Data excerpts:
↓↓↓

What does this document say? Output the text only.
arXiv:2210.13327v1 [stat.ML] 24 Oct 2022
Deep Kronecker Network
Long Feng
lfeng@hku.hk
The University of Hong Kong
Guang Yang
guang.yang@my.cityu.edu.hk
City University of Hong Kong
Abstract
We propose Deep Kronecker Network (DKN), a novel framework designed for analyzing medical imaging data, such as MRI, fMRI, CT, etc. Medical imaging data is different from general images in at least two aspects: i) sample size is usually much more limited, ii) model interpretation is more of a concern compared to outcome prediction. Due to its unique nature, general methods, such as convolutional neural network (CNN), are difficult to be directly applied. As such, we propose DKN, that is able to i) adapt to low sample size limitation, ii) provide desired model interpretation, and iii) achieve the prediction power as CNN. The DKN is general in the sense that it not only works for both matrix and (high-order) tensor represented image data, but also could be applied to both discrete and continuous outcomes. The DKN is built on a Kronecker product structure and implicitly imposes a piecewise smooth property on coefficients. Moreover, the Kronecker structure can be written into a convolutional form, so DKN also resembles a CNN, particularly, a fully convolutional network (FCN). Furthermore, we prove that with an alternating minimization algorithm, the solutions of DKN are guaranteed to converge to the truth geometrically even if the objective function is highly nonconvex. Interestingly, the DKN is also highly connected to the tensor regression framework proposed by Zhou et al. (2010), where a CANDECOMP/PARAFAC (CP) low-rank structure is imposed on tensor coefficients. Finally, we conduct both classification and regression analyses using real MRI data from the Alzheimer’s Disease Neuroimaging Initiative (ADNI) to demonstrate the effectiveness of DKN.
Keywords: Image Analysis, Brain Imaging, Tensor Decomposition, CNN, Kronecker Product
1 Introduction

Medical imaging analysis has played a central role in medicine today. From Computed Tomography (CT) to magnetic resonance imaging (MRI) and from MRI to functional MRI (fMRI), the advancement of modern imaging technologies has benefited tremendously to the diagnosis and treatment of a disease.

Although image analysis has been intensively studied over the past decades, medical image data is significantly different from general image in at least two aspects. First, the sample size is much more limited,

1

↑↑↑
↓↓↓

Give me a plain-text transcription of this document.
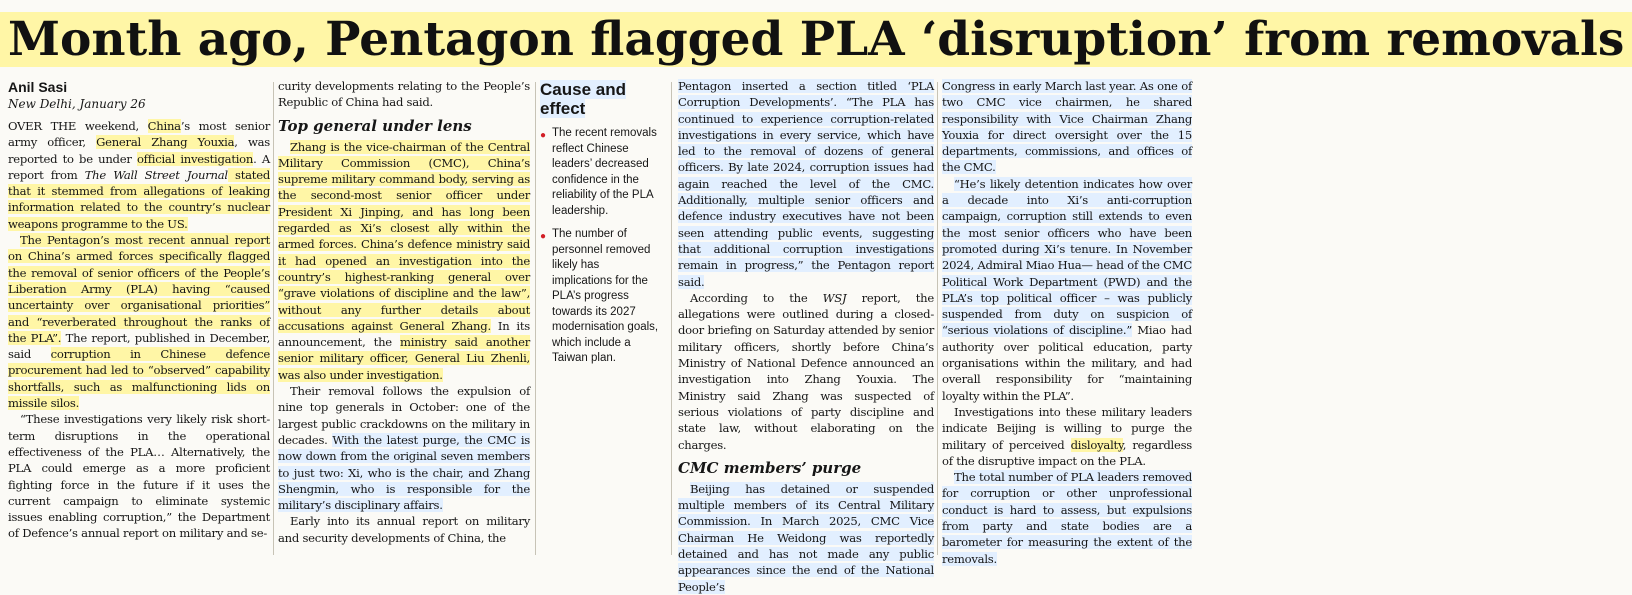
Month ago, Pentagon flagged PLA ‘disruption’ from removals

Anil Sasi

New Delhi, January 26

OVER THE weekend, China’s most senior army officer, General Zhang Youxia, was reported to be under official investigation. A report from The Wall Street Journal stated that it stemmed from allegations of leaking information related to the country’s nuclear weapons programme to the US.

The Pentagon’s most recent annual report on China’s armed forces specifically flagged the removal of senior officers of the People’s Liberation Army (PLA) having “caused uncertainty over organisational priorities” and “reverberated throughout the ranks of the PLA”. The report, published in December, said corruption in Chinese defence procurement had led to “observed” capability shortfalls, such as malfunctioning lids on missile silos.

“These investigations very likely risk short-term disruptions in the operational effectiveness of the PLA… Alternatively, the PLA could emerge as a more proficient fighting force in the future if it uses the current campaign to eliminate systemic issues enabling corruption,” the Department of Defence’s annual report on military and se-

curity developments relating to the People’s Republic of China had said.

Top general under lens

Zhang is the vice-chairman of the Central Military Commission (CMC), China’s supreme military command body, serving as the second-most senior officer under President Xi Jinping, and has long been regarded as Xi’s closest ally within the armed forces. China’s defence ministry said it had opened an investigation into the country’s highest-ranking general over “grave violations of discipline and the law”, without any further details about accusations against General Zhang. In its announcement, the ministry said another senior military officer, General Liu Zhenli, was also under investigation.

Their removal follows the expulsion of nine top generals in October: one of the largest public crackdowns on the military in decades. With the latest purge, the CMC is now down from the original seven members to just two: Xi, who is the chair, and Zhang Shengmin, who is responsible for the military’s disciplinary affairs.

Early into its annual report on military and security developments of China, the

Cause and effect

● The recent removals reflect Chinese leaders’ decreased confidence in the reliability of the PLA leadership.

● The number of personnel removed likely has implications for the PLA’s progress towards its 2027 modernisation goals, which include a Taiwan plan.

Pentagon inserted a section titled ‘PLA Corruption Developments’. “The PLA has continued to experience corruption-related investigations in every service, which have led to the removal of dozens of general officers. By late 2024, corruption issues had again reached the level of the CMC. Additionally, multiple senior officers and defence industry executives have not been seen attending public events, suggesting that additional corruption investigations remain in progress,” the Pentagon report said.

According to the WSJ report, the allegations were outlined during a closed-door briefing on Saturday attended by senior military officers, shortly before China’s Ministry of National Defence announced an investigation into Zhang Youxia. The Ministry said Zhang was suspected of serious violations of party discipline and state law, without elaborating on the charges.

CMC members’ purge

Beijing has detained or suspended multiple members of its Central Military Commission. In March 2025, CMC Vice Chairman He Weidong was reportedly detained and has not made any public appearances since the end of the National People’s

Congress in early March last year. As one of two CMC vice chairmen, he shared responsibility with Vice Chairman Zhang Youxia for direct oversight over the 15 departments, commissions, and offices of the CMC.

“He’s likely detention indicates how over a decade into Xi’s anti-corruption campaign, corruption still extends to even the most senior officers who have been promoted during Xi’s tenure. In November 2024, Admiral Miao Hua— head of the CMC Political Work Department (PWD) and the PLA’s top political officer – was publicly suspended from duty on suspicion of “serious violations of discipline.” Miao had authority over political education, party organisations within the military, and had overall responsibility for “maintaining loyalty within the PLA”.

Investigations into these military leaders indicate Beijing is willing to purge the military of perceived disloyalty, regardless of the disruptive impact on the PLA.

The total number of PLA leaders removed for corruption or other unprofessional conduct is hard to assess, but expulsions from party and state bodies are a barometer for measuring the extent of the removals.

↑↑↑
↓↓↓

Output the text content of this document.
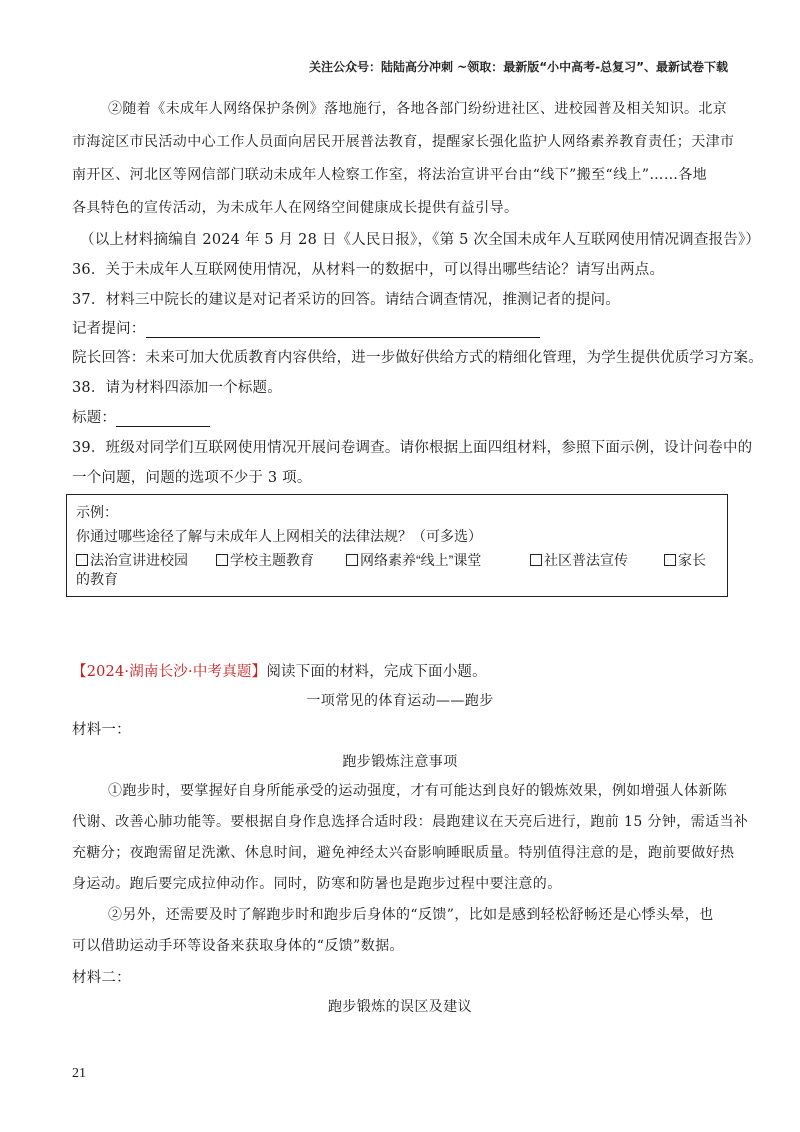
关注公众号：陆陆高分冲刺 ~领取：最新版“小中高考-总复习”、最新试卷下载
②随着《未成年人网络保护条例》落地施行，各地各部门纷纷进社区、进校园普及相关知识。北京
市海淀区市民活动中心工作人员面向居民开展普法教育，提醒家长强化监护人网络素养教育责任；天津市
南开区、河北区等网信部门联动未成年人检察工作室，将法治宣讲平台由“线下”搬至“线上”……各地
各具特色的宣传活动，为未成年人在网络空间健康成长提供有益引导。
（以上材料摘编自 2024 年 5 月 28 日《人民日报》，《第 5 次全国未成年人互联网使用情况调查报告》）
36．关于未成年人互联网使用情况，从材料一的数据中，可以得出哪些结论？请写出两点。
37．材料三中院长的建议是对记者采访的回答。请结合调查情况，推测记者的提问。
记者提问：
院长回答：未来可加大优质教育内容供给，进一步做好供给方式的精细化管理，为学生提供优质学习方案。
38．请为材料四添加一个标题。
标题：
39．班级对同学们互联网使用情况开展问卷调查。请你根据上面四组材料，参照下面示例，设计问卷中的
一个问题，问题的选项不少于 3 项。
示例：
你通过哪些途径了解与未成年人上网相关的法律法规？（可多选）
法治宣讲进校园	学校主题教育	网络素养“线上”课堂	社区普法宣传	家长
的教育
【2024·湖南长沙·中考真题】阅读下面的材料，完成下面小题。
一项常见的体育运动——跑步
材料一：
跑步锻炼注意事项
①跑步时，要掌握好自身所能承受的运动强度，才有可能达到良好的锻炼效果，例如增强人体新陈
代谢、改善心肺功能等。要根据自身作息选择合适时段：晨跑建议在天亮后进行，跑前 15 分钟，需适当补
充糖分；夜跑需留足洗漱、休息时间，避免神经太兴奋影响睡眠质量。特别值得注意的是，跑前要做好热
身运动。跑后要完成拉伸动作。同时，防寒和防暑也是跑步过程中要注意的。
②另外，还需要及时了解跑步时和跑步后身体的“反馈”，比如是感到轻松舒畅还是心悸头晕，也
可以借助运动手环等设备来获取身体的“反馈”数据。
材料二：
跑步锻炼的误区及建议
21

↑↑↑

## What you are asked to do
Determine how many lines of the material include the string "National". Output only that count.

## Exercise response
2